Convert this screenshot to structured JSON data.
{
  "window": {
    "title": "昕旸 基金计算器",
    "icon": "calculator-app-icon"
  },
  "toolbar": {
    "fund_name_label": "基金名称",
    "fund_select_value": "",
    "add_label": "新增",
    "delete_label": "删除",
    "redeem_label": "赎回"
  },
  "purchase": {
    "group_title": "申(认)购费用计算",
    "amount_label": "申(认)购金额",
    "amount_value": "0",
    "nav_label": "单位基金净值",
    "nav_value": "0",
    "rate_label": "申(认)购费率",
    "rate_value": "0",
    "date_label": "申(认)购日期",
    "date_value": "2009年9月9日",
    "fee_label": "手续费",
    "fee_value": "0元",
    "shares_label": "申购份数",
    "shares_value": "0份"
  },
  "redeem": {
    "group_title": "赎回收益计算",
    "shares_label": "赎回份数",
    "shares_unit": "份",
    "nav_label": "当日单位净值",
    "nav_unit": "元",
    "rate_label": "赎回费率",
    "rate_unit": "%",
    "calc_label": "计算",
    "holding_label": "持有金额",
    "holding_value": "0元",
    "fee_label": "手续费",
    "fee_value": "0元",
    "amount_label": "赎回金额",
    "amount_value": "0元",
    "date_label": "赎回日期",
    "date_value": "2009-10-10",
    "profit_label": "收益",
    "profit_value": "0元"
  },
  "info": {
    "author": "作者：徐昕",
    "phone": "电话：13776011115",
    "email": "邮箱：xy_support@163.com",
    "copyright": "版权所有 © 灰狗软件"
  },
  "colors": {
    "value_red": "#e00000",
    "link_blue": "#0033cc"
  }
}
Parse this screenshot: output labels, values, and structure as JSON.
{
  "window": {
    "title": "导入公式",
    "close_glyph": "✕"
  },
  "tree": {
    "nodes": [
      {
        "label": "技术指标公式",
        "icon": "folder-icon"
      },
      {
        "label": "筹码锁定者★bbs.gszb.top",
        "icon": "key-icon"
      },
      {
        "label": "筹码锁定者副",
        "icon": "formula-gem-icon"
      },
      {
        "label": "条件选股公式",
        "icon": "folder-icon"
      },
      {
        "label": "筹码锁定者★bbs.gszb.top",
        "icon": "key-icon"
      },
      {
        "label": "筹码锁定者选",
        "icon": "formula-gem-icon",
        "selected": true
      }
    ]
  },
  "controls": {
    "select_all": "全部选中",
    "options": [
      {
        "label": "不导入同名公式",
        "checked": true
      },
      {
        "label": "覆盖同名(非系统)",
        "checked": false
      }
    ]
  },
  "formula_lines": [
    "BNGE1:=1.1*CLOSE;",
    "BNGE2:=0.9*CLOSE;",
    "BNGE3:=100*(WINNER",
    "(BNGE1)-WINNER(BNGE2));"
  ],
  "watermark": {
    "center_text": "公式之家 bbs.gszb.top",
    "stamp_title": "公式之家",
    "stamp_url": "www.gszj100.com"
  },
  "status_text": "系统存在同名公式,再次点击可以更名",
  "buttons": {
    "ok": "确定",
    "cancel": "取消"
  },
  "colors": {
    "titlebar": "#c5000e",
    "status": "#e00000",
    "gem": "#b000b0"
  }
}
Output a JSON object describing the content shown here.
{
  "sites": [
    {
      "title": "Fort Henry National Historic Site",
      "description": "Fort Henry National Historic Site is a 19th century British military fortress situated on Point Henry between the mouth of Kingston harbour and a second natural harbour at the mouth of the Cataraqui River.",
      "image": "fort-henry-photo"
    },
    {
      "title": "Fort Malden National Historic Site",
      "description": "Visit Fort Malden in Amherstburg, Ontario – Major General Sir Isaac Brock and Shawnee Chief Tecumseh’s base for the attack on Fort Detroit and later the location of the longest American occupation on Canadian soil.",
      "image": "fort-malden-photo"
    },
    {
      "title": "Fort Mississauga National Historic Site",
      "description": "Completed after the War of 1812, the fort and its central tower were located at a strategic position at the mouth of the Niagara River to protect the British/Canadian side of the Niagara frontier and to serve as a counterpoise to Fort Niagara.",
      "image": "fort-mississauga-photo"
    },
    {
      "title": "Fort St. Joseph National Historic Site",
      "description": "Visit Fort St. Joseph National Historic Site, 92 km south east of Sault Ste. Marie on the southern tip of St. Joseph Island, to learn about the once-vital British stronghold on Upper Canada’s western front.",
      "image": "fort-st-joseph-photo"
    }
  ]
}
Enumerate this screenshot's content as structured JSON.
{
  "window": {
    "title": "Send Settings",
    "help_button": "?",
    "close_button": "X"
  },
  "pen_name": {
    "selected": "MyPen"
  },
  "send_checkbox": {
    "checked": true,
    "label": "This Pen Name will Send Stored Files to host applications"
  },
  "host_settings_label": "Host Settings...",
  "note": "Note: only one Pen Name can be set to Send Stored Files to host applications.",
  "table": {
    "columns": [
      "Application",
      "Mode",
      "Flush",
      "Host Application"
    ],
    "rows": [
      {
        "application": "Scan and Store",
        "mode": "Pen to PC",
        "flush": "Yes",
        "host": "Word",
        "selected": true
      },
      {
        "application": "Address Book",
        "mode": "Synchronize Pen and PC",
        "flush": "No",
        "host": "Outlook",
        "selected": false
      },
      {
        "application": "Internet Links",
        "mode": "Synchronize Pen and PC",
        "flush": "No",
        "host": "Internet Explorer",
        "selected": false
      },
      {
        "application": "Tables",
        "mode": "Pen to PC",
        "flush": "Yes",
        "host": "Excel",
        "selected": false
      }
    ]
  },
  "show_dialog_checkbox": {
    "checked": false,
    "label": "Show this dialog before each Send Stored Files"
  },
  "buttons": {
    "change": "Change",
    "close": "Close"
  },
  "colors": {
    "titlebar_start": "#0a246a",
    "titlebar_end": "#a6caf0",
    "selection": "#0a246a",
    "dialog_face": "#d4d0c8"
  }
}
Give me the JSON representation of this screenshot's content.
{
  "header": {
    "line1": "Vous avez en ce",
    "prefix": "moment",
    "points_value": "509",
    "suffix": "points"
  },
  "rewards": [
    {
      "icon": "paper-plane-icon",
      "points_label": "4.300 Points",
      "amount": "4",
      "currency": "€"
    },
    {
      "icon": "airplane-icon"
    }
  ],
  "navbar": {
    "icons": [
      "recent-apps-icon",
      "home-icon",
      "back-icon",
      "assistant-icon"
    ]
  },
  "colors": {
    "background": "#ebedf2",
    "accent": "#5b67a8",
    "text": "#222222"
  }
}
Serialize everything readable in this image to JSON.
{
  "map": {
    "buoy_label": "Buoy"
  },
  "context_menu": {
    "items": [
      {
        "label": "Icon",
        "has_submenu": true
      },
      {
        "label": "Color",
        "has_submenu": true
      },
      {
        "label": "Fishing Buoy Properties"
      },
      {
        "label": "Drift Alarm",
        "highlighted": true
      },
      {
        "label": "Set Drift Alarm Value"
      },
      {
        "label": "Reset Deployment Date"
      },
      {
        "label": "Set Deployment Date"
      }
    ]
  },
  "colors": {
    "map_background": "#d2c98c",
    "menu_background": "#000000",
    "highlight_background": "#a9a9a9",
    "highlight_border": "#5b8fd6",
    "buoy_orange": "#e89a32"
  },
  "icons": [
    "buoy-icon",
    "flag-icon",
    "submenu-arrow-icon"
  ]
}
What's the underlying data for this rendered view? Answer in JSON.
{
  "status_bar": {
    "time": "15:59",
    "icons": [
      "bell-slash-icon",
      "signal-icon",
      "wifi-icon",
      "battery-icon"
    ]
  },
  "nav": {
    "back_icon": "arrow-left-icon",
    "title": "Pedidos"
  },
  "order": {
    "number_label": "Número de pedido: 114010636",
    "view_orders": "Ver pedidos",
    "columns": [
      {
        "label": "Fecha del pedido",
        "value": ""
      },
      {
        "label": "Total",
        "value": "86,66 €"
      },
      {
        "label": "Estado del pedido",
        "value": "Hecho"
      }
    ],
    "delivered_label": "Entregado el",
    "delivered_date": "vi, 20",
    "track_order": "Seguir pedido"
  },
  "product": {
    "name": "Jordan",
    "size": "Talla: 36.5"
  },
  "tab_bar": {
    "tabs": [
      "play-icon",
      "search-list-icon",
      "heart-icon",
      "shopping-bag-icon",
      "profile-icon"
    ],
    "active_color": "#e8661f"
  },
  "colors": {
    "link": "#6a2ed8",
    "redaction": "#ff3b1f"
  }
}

————————

[Exercise]
Gather up every line from the listing above in which the word "Stored" occurs.

[Full solution]
    "label": "This Pen Name will Send Stored Files to host applications"
  "note": "Note: only one Pen Name can be set to Send Stored Files to host applications.",
    "label": "Show this dialog before each Send Stored Files"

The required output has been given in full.